> _TASK OBJECTIVE_:
Below are some records. Say how many of their lines include the string "JSON", giving only the number.

> _THE RECORDS_:
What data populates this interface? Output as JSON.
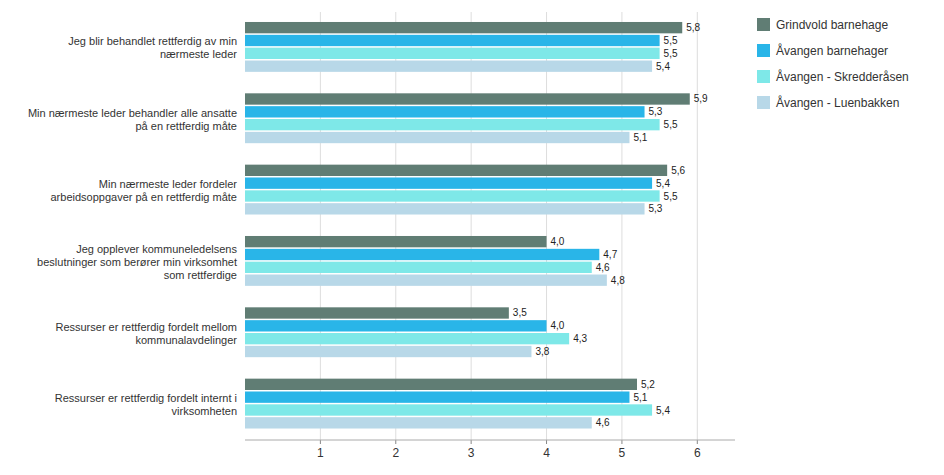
{
  "chart_data": {
    "type": "bar",
    "orientation": "horizontal",
    "categories": [
      "Ressurser er rettferdig fordelt internt i\nvirksomheten",
      "Ressurser er rettferdig fordelt mellom\nkommunalavdelinger",
      "Jeg opplever kommuneledelsens\nbeslutninger som berører min virksomhet\nsom rettferdige",
      "Min nærmeste leder fordeler\narbeidsoppgaver på en rettferdig måte",
      "Min nærmeste leder behandler alle ansatte\npå en rettferdig måte",
      "Jeg blir behandlet rettferdig av min\nnærmeste leder"
    ],
    "series": [
      {
        "name": "Grindvold barnehage",
        "color": "#607d74",
        "values": [
          5.2,
          3.5,
          4.0,
          5.6,
          5.9,
          5.8
        ],
        "value_labels": [
          "5,2",
          "3,5",
          "4,0",
          "5,6",
          "5,9",
          "5,8"
        ]
      },
      {
        "name": "Åvangen barnehager",
        "color": "#29b5e8",
        "values": [
          5.1,
          4.0,
          4.7,
          5.4,
          5.3,
          5.5
        ],
        "value_labels": [
          "5,1",
          "4,0",
          "4,7",
          "5,4",
          "5,3",
          "5,5"
        ]
      },
      {
        "name": "Åvangen - Skredderåsen",
        "color": "#7ee8e8",
        "values": [
          5.4,
          4.3,
          4.6,
          5.5,
          5.5,
          5.5
        ],
        "value_labels": [
          "5,4",
          "4,3",
          "4,6",
          "5,5",
          "5,5",
          "5,5"
        ]
      },
      {
        "name": "Åvangen - Luenbakken",
        "color": "#b8d8e8",
        "values": [
          4.6,
          3.8,
          4.8,
          5.3,
          5.1,
          5.4
        ],
        "value_labels": [
          "4,6",
          "3,8",
          "4,8",
          "5,3",
          "5,1",
          "5,4"
        ]
      }
    ],
    "xlim": [
      0,
      6.5
    ],
    "xticks": [
      1,
      2,
      3,
      4,
      5,
      6
    ],
    "grid": true,
    "legend": "right",
    "data_labels": true
  }
}
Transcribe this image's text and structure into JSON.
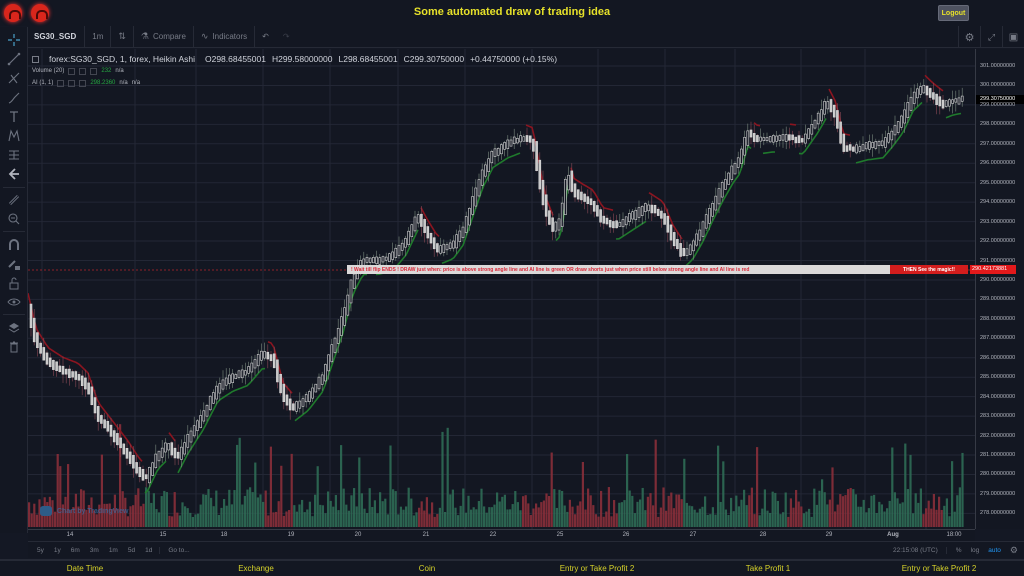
{
  "header": {
    "title": "Some automated draw of trading idea",
    "logout_label": "Logout",
    "logos": [
      "logo-icon",
      "logo-icon"
    ]
  },
  "toolbar": {
    "symbol": "SG30_SGD",
    "interval": "1m",
    "compare_label": "Compare",
    "indicators_label": "Indicators",
    "right_icons": [
      "gear-icon",
      "fullscreen-icon",
      "camera-icon"
    ]
  },
  "left_tools": [
    "crosshair-icon",
    "trendline-icon",
    "pitchfork-icon",
    "brush-icon",
    "text-icon",
    "pattern-icon",
    "measure-icon",
    "back-arrow-icon",
    "ruler-icon",
    "zoom-in-icon",
    "magnet-icon",
    "lock-drawing-icon",
    "unlock-icon",
    "eye-icon",
    "layers-icon",
    "trash-icon"
  ],
  "legend": {
    "title": "forex:SG30_SGD, 1, forex, Heikin Ashi",
    "open": "O298.68455001",
    "high": "H299.58000000",
    "low": "L298.68455001",
    "close": "C299.30750000",
    "change": "+0.44750000 (+0.15%)",
    "volume_label": "Volume (20)",
    "volume_value": "232",
    "volume_na": "n/a",
    "ai_label": "AI (1, 1)",
    "ai_value": "298.2360",
    "ai_na1": "n/a",
    "ai_na2": "n/a"
  },
  "price_axis": {
    "labels": [
      "301.00000000",
      "300.00000000",
      "299.00000000",
      "298.00000000",
      "297.00000000",
      "296.00000000",
      "295.00000000",
      "294.00000000",
      "293.00000000",
      "292.00000000",
      "291.00000000",
      "290.00000000",
      "289.00000000",
      "288.00000000",
      "287.00000000",
      "286.00000000",
      "285.00000000",
      "284.00000000",
      "283.00000000",
      "282.00000000",
      "281.00000000",
      "280.00000000",
      "279.00000000",
      "278.00000000"
    ],
    "current_price": "299.30750000",
    "marker_price": "290.42173881"
  },
  "banner": {
    "text": "!        Wait till flip ENDS  !     DRAW just when:  price is above strong angle line and AI line is green          OR          draw shorts just when price still below strong angle line and AI line is red",
    "cta": "THEN See the magic!!"
  },
  "watermark": "Chart by TradingView",
  "time_axis": {
    "labels": [
      "14",
      "15",
      "18",
      "19",
      "20",
      "21",
      "22",
      "25",
      "26",
      "27",
      "28",
      "29",
      "Aug",
      "18:00"
    ]
  },
  "bottom_bar": {
    "ranges": [
      "5y",
      "1y",
      "6m",
      "3m",
      "1m",
      "5d",
      "1d"
    ],
    "goto": "Go to...",
    "clock": "22:15:08 (UTC)",
    "percent": "%",
    "log": "log",
    "auto": "auto"
  },
  "footer": {
    "items": [
      "Date Time",
      "Exchange",
      "Coin",
      "Entry or Take Profit 2",
      "Take Profit 1",
      "Entry or Take Profit 2"
    ]
  },
  "colors": {
    "accent_yellow": "#e6e12a",
    "up_green": "#26a641",
    "down_red": "#b2222a",
    "banner_red": "#d31d1d",
    "background": "#131722"
  }
}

> _RESULT BELOW_:
2